___ Input for this task ___

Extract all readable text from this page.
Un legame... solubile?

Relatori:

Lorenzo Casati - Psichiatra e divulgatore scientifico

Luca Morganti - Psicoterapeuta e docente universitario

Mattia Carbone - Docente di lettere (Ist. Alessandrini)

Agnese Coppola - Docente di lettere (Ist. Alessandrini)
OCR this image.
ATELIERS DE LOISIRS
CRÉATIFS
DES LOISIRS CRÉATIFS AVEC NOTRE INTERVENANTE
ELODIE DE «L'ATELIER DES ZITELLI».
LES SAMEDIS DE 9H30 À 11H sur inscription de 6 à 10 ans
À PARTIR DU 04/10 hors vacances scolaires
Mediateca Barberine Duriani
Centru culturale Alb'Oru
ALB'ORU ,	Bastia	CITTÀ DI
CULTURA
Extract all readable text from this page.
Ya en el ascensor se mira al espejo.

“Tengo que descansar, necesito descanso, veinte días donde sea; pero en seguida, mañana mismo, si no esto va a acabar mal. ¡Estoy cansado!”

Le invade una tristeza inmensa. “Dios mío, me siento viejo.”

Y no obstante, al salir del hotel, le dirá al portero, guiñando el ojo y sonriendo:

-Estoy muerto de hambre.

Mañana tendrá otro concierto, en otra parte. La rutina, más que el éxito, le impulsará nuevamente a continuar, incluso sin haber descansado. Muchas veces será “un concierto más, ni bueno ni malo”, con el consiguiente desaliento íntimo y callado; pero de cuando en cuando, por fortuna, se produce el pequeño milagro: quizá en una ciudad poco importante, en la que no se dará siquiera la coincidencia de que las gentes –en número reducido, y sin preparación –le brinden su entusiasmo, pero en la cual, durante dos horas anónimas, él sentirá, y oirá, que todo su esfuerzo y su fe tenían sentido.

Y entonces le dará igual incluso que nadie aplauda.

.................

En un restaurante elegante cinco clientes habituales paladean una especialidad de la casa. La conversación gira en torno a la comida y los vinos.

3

___

Directive.
Would you give the material above again, complete and exact?

Completed task.
Extract all readable text from this page.
Un legame... solubile?

Relatori:

Lorenzo Casati - Psichiatra e divulgatore scientifico

Luca Morganti - Psicoterapeuta e docente universitario

Mattia Carbone - Docente di lettere (Ist. Alessandrini)

Agnese Coppola - Docente di lettere (Ist. Alessandrini)
OCR this image.
ATELIERS DE LOISIRS
CRÉATIFS
DES LOISIRS CRÉATIFS AVEC NOTRE INTERVENANTE
ELODIE DE «L'ATELIER DES ZITELLI».
LES SAMEDIS DE 9H30 À 11H sur inscription de 6 à 10 ans
À PARTIR DU 04/10 hors vacances scolaires
Mediateca Barberine Duriani
Centru culturale Alb'Oru
ALB'ORU ,	Bastia	CITTÀ DI
CULTURA
Extract all readable text from this page.
Ya en el ascensor se mira al espejo.

“Tengo que descansar, necesito descanso, veinte días donde sea; pero en seguida, mañana mismo, si no esto va a acabar mal. ¡Estoy cansado!”

Le invade una tristeza inmensa. “Dios mío, me siento viejo.”

Y no obstante, al salir del hotel, le dirá al portero, guiñando el ojo y sonriendo:

-Estoy muerto de hambre.

Mañana tendrá otro concierto, en otra parte. La rutina, más que el éxito, le impulsará nuevamente a continuar, incluso sin haber descansado. Muchas veces será “un concierto más, ni bueno ni malo”, con el consiguiente desaliento íntimo y callado; pero de cuando en cuando, por fortuna, se produce el pequeño milagro: quizá en una ciudad poco importante, en la que no se dará siquiera la coincidencia de que las gentes –en número reducido, y sin preparación –le brinden su entusiasmo, pero en la cual, durante dos horas anónimas, él sentirá, y oirá, que todo su esfuerzo y su fe tenían sentido.

Y entonces le dará igual incluso que nadie aplauda.

.................

En un restaurante elegante cinco clientes habituales paladean una especialidad de la casa. La conversación gira en torno a la comida y los vinos.

3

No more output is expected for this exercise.